Infarctus avant 50 ans : diminuer le risque de récidive

[08 septembre 2016 - 12h00] [mis à jour le 08 septembre 2016 à 12h01]

Le nombre de décès par infarctus avant 50 ans a diminué aux Etats-Unis, depuis le début des années 80. Voilà pour la bonne nouvelle. La mauvaise? Les patients qui ont survécu à cet accident conserveraient un risque plus élevé de mortalité prématurée, d’origine cardiovasculaire.

Le Pr Morten Schmidt et son équipe de l’Hôpital universitaire d’Aarhus (Danemark) ont épluché les données relatives aux infarctus du myocarde survenus dans leur pays entre 1980 et 2009. Ils ont centré leur travail sur les 21 700 « attaques » qui ont frappé des patients âgés de 50 ans ou moins. Puis ont comparé leurs résultats avec ceux issus de la population générale, soit 217 000 de leurs concitoyens.

Il en ressort les deux principaux résultats suivants :  entre les périodes 1980-1989 et 2000-2009, le nombre de décès dans les 30 jours consécutifs à un infarctus est passé de 12,5% à 3,2% au sein de la population étudiée. Puis de 5,1% à 1,6% si l’on prend en compte l’année qui a suivi. De plus, les patients qui ont survécu présentent un risque de mortalité prématurée (avant 65 ans) deux fois plus élevé qu’au sein de la population générale.
::::
**Consigne 1:** Reproduisez mot pour mot le passage de l'article sur l'infarctus avant 50 ans qui commence par les mots contenant "Infarctus avant 50 ans : diminuer" et se termine par "prématurée, d’origine cardiovasculaire.".
**Consigne 2:** Poursuivez l'article sur l'infarctus avant 50 ans après sa dernière phrase.
Les données n'entrent pas en jeu ici.

(Données pour comprendre des documents)
::::
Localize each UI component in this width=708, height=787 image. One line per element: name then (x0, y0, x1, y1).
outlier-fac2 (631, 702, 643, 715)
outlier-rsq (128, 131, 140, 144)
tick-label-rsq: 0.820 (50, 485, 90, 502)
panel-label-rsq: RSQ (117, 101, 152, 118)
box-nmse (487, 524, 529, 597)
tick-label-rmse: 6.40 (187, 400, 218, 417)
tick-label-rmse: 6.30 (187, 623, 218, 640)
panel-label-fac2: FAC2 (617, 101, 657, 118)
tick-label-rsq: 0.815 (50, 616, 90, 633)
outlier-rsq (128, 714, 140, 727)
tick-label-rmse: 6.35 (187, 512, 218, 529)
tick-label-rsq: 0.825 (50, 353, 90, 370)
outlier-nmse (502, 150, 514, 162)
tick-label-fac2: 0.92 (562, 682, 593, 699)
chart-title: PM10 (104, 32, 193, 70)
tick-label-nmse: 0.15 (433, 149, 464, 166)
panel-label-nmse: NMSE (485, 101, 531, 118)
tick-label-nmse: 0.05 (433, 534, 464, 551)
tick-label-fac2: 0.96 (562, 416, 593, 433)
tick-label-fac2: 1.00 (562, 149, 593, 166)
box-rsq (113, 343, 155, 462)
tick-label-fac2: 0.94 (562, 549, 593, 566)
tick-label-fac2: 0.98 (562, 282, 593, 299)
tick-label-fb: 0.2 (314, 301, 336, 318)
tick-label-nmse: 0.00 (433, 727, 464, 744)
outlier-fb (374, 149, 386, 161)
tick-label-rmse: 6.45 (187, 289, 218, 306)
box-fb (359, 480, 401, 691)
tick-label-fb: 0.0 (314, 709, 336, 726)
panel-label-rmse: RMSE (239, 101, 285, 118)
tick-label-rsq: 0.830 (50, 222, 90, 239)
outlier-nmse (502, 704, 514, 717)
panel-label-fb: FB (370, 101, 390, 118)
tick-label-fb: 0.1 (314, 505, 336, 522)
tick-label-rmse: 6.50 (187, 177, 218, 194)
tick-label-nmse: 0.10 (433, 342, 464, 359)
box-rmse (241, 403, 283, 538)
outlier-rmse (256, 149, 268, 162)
::::
**Votre réponse 1:**
Infarctus avant 50 ans : diminuer le risque de récidive

[08 septembre 2016 - 12h00] [mis à jour le 08 septembre 2016 à 12h01]

Le nombre de décès par infarctus avant 50 ans a diminué aux Etats-Unis, depuis le début des années 80. Voilà pour la bonne nouvelle. La mauvaise? Les patients qui ont survécu à cet accident conserveraient un risque plus élevé de mortalité prématurée, d’origine cardiovasculaire.

**Votre réponse 2:**
En finir avec le tabagisme

« Nous estimons que la baisse du nombre de décès par infarctus observée ces 30 dernières années, est due pour moitié à la diminution du nombre de patients fumeurs », constate le Pr Schmidt. « Et pour l’autre moitié, aux progrès liés à la prise en charge (nouveaux traitements, organisation des équipes) et à la gestion de l’hypertension artérielle et de l’hypercholestérolémie ».

En conclusion, « les patients de moins de 50 ans qui survivent à un infarctus du myocarde conservent un risque augmenté de récidive », souligne-t-il. « Il peuvent toutefois agir de façon positive sur celui-ci en cessant le tabagisme, en pratiquant une activité physique de façon régulière et en adoptant une hygiène alimentaire saine ».